### Text block
********

Why make all of the sacrifices?

If he loves you, he should be willing to be the one to also make big changes.

Ask him to move to Toronto for a few months to test the relationship.

If no, then he's actively choosing over you, which he'll do for the duration of your relationship anyway. I'm not suggesting he shouldn't see his children, but he can make alternate arrangements if being with you is worth it.

marysayed's picture

Just wanted to let you all know, with your guidance I decided to end the relationship. He started to decreasingly put less effort and say he needs to focus on his own needs, kids needs and his routine to keep him happy. however, he started to seriously push me aside; stopped calling me, making effort to talk. Also, when we argued he would also turn the argument into stating that everything is about me and that i only focus on my needs. The straw that broke the camels back was when i asked him why he continues to talk to me if he has such issues with me and he said he talks to me because he doesnt want to hurt me and feels bad, so I ended it. To  be honest, it really sucks. but reading over this blog reminds me that im probably dodging a huge bullet. anyways, thanks all for your ufitered advice and guidance.

SteppedOut's picture

I am happy you can move on to a good healthy relationship. Take some time for yourself to process this bad one first! 

shellpell's picture

Brava!! You just saved yourself a lifetime of heartache and pain! Now go find a hot late 20/early 30s single never married no kids guy! Best of luck to you - you should be very proud of yourself!

_HelpMe_'s picture

Good for you. I just kept on trying and got many years into it to find the same thing.

********

### Information
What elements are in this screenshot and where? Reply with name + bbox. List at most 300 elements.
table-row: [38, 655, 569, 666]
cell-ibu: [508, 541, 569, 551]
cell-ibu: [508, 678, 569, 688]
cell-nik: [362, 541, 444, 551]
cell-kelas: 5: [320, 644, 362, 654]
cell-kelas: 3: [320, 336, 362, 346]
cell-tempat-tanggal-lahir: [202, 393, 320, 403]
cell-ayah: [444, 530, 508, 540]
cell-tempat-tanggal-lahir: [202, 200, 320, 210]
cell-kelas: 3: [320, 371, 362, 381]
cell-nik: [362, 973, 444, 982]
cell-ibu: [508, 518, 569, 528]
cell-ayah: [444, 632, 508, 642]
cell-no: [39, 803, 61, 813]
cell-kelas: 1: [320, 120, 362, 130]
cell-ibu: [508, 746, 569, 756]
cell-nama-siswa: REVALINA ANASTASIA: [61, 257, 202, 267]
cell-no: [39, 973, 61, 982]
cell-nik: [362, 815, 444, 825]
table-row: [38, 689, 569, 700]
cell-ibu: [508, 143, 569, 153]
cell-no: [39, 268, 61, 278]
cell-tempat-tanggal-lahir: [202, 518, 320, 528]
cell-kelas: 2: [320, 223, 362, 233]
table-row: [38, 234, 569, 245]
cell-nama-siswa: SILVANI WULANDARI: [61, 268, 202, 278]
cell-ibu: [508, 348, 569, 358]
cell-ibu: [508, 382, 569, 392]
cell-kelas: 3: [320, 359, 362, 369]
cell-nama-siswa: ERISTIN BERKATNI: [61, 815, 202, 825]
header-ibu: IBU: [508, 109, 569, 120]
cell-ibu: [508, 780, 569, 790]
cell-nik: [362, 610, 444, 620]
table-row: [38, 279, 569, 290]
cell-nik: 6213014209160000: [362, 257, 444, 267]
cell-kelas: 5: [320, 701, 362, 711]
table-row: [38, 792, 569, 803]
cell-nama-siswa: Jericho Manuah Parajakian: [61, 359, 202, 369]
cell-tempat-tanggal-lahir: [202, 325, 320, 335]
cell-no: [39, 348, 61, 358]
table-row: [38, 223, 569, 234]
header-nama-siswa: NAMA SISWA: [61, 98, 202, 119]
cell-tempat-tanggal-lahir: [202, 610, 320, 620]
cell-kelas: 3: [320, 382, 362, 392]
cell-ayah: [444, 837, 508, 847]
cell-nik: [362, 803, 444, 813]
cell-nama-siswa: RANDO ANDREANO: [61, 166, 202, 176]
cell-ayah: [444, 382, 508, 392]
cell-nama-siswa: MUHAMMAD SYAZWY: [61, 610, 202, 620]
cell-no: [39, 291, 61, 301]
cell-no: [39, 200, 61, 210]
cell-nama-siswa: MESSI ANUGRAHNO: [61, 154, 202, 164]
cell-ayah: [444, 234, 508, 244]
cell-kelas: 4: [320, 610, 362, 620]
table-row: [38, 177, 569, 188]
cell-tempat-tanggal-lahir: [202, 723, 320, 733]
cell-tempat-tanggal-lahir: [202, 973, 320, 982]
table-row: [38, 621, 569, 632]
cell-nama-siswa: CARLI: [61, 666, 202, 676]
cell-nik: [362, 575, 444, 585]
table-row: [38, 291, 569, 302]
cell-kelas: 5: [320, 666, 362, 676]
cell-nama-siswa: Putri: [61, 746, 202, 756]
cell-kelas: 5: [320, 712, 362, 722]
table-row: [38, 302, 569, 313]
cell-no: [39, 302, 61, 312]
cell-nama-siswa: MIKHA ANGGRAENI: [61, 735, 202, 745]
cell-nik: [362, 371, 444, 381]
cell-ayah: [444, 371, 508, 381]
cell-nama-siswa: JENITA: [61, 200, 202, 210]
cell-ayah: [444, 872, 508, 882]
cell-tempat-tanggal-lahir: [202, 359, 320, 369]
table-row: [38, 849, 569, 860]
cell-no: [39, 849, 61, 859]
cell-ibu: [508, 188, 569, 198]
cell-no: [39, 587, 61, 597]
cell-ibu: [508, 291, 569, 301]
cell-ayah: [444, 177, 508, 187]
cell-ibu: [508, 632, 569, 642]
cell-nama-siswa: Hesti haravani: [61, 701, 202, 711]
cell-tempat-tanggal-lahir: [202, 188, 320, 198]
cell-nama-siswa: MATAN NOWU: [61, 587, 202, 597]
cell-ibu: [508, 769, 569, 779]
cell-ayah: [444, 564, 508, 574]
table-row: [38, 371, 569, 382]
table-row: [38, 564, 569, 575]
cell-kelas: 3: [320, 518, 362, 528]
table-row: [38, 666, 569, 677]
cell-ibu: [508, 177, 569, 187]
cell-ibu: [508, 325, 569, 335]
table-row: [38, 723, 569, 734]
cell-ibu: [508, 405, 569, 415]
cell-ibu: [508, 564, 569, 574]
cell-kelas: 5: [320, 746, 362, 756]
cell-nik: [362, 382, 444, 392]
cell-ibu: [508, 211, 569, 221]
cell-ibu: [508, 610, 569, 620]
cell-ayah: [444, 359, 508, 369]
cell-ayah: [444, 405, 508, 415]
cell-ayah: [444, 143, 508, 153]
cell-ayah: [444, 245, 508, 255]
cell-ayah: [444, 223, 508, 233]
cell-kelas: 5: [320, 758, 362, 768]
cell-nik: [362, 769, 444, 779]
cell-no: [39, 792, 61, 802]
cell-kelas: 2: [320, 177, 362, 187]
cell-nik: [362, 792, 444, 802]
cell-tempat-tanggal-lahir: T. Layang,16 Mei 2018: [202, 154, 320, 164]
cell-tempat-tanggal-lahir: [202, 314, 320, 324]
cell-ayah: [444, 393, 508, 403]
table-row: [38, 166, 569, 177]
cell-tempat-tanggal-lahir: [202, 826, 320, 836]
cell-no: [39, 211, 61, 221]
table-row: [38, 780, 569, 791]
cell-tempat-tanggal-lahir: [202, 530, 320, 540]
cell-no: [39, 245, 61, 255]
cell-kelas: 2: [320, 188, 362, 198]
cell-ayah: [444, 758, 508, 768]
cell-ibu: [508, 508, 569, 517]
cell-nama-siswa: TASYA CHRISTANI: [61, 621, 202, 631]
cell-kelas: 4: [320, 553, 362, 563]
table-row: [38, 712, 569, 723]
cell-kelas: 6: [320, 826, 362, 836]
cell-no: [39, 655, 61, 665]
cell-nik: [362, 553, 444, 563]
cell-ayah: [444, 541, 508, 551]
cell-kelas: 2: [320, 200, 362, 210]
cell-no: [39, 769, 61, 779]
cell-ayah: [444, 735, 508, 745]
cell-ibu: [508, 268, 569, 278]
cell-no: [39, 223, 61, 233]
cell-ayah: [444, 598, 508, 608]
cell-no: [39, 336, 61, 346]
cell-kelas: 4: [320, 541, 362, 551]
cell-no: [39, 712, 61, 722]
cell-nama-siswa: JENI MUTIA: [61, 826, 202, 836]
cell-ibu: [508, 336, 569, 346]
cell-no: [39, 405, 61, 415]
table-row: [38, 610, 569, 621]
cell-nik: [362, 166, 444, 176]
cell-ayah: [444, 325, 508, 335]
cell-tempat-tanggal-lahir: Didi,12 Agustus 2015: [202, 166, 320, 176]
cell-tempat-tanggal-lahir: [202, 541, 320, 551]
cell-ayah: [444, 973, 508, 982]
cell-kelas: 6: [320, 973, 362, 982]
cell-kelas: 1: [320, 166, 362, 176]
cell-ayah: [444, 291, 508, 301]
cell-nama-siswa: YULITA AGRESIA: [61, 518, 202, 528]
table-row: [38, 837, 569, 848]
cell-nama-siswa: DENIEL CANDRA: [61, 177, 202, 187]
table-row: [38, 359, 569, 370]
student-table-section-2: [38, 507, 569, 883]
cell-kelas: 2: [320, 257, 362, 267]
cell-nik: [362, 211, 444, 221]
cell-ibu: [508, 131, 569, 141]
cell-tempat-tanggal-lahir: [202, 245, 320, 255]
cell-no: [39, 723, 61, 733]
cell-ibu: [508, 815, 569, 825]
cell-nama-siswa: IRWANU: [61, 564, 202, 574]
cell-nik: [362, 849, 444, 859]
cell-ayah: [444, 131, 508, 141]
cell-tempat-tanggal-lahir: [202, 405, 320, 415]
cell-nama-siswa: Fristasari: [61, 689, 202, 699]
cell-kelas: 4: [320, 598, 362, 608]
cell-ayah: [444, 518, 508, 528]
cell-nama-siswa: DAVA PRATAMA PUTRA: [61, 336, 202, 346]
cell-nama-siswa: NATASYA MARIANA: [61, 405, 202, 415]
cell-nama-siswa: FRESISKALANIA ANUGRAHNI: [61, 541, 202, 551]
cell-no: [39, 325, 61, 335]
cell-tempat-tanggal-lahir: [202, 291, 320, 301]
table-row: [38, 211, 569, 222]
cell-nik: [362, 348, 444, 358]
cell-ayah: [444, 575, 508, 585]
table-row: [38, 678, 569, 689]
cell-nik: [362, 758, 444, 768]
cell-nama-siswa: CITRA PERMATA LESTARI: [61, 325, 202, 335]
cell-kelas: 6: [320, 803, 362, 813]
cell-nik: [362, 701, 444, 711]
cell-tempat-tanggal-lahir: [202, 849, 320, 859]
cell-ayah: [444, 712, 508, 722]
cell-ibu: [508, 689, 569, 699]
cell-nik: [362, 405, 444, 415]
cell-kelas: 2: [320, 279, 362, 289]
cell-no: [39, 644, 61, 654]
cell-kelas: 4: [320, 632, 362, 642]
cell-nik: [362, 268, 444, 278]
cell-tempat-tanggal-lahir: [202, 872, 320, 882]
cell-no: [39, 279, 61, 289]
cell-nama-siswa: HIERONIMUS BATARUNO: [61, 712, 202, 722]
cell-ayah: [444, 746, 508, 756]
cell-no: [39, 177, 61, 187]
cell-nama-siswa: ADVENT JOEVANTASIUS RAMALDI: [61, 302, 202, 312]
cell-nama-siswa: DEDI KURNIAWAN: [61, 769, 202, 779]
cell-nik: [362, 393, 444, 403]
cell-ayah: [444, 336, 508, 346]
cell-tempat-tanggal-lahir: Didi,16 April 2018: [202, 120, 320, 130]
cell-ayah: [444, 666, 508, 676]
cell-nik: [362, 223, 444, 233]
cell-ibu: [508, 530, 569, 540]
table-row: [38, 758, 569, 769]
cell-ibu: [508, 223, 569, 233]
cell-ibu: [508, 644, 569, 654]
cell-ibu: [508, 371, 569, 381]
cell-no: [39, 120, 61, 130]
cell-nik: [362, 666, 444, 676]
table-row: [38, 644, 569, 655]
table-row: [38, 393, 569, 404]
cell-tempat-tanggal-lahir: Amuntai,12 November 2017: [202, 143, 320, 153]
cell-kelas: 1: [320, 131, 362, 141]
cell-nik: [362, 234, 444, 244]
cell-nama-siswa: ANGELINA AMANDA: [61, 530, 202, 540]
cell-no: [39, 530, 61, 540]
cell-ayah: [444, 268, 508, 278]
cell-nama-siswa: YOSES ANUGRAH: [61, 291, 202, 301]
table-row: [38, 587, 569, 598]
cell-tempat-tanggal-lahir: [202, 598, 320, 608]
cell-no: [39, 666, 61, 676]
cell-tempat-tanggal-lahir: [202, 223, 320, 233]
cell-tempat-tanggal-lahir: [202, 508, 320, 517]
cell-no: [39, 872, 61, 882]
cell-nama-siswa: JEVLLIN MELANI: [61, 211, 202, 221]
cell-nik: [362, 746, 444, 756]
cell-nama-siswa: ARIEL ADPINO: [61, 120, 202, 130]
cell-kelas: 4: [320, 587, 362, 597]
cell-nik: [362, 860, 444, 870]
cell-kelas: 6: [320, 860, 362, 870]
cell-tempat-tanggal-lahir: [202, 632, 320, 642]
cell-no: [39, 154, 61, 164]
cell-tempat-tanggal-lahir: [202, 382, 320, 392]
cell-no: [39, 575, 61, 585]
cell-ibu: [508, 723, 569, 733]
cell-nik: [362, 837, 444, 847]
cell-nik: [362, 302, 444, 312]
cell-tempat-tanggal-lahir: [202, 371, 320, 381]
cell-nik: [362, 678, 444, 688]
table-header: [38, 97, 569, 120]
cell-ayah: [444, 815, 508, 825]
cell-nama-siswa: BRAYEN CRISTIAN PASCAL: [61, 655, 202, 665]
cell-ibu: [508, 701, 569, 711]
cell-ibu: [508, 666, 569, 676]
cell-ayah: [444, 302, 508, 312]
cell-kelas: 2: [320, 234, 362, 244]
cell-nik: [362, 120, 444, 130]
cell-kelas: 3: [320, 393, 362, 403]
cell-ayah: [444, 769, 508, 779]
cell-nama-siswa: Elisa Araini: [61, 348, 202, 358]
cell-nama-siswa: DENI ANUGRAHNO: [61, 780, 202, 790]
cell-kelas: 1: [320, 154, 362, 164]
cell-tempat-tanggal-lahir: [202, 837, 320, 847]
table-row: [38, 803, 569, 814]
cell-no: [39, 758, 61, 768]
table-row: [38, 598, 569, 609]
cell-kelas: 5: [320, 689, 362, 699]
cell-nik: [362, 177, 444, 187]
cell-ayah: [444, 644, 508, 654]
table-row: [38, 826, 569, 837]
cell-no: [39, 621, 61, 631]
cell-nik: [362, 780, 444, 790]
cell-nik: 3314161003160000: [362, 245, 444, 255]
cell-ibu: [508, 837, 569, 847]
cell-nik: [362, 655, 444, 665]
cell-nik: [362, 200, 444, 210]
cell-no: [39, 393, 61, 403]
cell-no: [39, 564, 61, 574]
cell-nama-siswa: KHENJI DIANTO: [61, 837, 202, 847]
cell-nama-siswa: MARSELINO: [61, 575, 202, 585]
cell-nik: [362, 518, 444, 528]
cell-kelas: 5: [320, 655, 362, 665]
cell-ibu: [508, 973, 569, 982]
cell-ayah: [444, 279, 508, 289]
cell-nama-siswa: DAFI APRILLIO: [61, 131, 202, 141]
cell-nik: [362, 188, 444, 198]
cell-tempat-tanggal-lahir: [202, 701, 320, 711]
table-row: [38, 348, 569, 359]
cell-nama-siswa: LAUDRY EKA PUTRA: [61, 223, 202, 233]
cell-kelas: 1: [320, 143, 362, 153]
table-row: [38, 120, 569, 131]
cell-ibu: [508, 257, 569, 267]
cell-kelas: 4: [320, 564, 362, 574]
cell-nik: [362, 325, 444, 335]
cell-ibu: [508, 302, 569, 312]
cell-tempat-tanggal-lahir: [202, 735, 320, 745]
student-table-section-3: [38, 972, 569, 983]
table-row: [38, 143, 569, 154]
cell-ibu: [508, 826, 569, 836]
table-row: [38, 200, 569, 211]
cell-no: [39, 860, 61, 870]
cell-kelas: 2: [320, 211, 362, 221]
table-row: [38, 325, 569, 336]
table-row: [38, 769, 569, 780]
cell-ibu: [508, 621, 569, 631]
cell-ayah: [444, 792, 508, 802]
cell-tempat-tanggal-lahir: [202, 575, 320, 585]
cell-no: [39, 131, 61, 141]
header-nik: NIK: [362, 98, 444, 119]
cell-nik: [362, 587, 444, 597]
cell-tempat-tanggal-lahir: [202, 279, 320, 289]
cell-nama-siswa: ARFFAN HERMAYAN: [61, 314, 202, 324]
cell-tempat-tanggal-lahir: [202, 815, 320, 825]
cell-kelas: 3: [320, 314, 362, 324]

********

### Questions
- a) Rewrite the part of the relationship advice thread starting at "Why make all" and ending at "test the relationship.", putting "Vancouver" in place of "Toronto".
- b) In the relationship advice thread, what reason did the boyfriend give marysayed for continuing to talk to her?
- c) Continue the relationship advice thread from where it ends.

### Answers by item
- a)
Why make all of the sacrifices?

If he loves you, he should be willing to be the one to also make big changes.

Ask him to move to Vancouver for a few months to test the relationship.

- b) He said he talks to her because he doesn't want to hurt her and feels bad.

- c)
There seems to be a time when we are no longer a "novelty" and it just isn't worth the trouble to the BF. It's too much work to have the kids respect the SM, or to parent them in any way.

The SM carries the brunt of it. Everything was always my fault. The ex took her bs out on me for being "his new woman." The kids took their bs out on me for "being with their Dad." The BF ended up taking his bs out on me because "it's too hard to do this."

Anyone who brings a new spouse into a family dynamic should be very sure that the new person feels valued. They don't have to be there. Who would get involved if they didn't expect to work hard for it?

My situation brought so much sadness to my life, for years, almost 9 at this point. I'm broken and trying to figure out how to patch myself up and what to do next.

Im happy for you that the message came through early. Best wishes.

Alisonin's picture

Okay, first of all , don't listen to the people in this thread. Almost everything that they are writing is that you have to end your relationship.
However, I completely agree that there are a lot of RED FLAGS!
Girl, just have a serious talk to your boyfriend prior moving in. Tell him everything and I mean the entire f*cking truth about how you feel and what you want to change.
Don't take this serious step after moving in , because you will find yourself stuck into a relationship that's killing you! If everythings goes fine after THE TALK , call https://albertastrongmovers.ca/locations/lethbridge/ and they will help with moving in , lol.

Rags's picture

My thoughts on long distance internet initiated relationships.... if that person is THE one, they will move to you.

While I understand that different variables are in play in every relationship, and that usually it is more reasonable for one person to move than the other, if both are not willing to move and both do not offer to move..... the relationship likely does not have legs.

IMHO of course.

Rags's picture

My thoughts on long distance internet initiated relationships.... if that person is THE one, they will move to you.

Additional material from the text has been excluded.